Without the pictures, print each of the records below exactly as it appears.

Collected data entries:
_ _ _ _ _ _ _
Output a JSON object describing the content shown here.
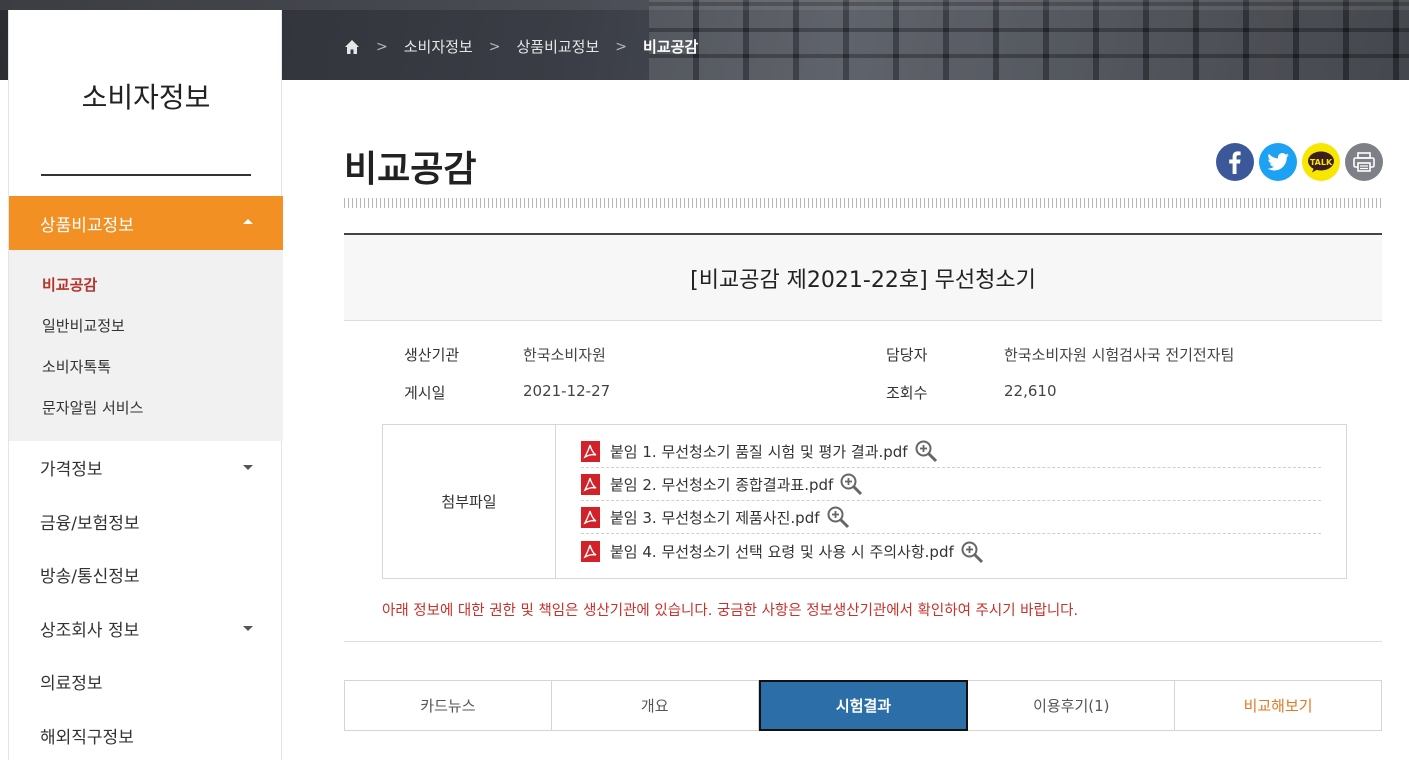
{
  "breadcrumb": {
    "items": [
      "소비자정보",
      "상품비교정보",
      "비교공감"
    ]
  },
  "sidebar": {
    "title": "소비자정보",
    "active_menu": "상품비교정보",
    "submenu": [
      "비교공감",
      "일반비교정보",
      "소비자톡톡",
      "문자알림 서비스"
    ],
    "menu": [
      "가격정보",
      "금융/보험정보",
      "방송/통신정보",
      "상조회사 정보",
      "의료정보",
      "해외직구정보"
    ]
  },
  "page": {
    "title": "비교공감"
  },
  "share": {
    "icons": [
      "facebook-icon",
      "twitter-icon",
      "kakaotalk-icon",
      "print-icon"
    ],
    "talk_text": "TALK"
  },
  "article": {
    "title": "[비교공감 제2021-22호] 무선청소기",
    "producer_label": "생산기관",
    "producer": "한국소비자원",
    "manager_label": "담당자",
    "manager": "한국소비자원 시험검사국 전기전자팀",
    "date_label": "게시일",
    "date": "2021-12-27",
    "views_label": "조회수",
    "views": "22,610",
    "attach_label": "첨부파일",
    "files": [
      "붙임 1. 무선청소기 품질 시험 및 평가 결과.pdf",
      "붙임 2. 무선청소기 종합결과표.pdf",
      "붙임 3. 무선청소기 제품사진.pdf",
      "붙임 4. 무선청소기 선택 요령 및 사용 시 주의사항.pdf"
    ],
    "notice": "아래 정보에 대한 권한 및 책임은 생산기관에 있습니다. 궁금한 사항은 정보생산기관에서 확인하여 주시기 바랍니다."
  },
  "tabs": [
    "카드뉴스",
    "개요",
    "시험결과",
    "이용후기(1)",
    "비교해보기"
  ],
  "colors": {
    "accent_orange": "#f39023",
    "tab_active": "#2b6ea8",
    "notice_red": "#c8312c"
  }
}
_ _ _ _ _ _ _
→ Answer to the problem
Output a JSON object describing the content shown here.
{
  "breadcrumb": {
    "items": [
      "소비자정보",
      "상품비교정보",
      "비교공감"
    ]
  },
  "sidebar": {
    "title": "소비자정보",
    "active_menu": "상품비교정보",
    "submenu": [
      "비교공감",
      "일반비교정보",
      "소비자톡톡",
      "문자알림 서비스"
    ],
    "menu": [
      "가격정보",
      "금융/보험정보",
      "방송/통신정보",
      "상조회사 정보",
      "의료정보",
      "해외직구정보"
    ]
  },
  "page": {
    "title": "비교공감"
  },
  "share": {
    "icons": [
      "facebook-icon",
      "twitter-icon",
      "kakaotalk-icon",
      "print-icon"
    ],
    "talk_text": "TALK"
  },
  "article": {
    "title": "[비교공감 제2021-22호] 무선청소기",
    "producer_label": "생산기관",
    "producer": "한국소비자원",
    "manager_label": "담당자",
    "manager": "한국소비자원 시험검사국 전기전자팀",
    "date_label": "게시일",
    "date": "2021-12-27",
    "views_label": "조회수",
    "views": "22,610",
    "attach_label": "첨부파일",
    "files": [
      "붙임 1. 무선청소기 품질 시험 및 평가 결과.pdf",
      "붙임 2. 무선청소기 종합결과표.pdf",
      "붙임 3. 무선청소기 제품사진.pdf",
      "붙임 4. 무선청소기 선택 요령 및 사용 시 주의사항.pdf"
    ],
    "notice": "아래 정보에 대한 권한 및 책임은 생산기관에 있습니다. 궁금한 사항은 정보생산기관에서 확인하여 주시기 바랍니다."
  },
  "tabs": [
    "카드뉴스",
    "개요",
    "시험결과",
    "이용후기(1)",
    "비교해보기"
  ],
  "colors": {
    "accent_orange": "#f39023",
    "tab_active": "#2b6ea8",
    "notice_red": "#c8312c"
  }
}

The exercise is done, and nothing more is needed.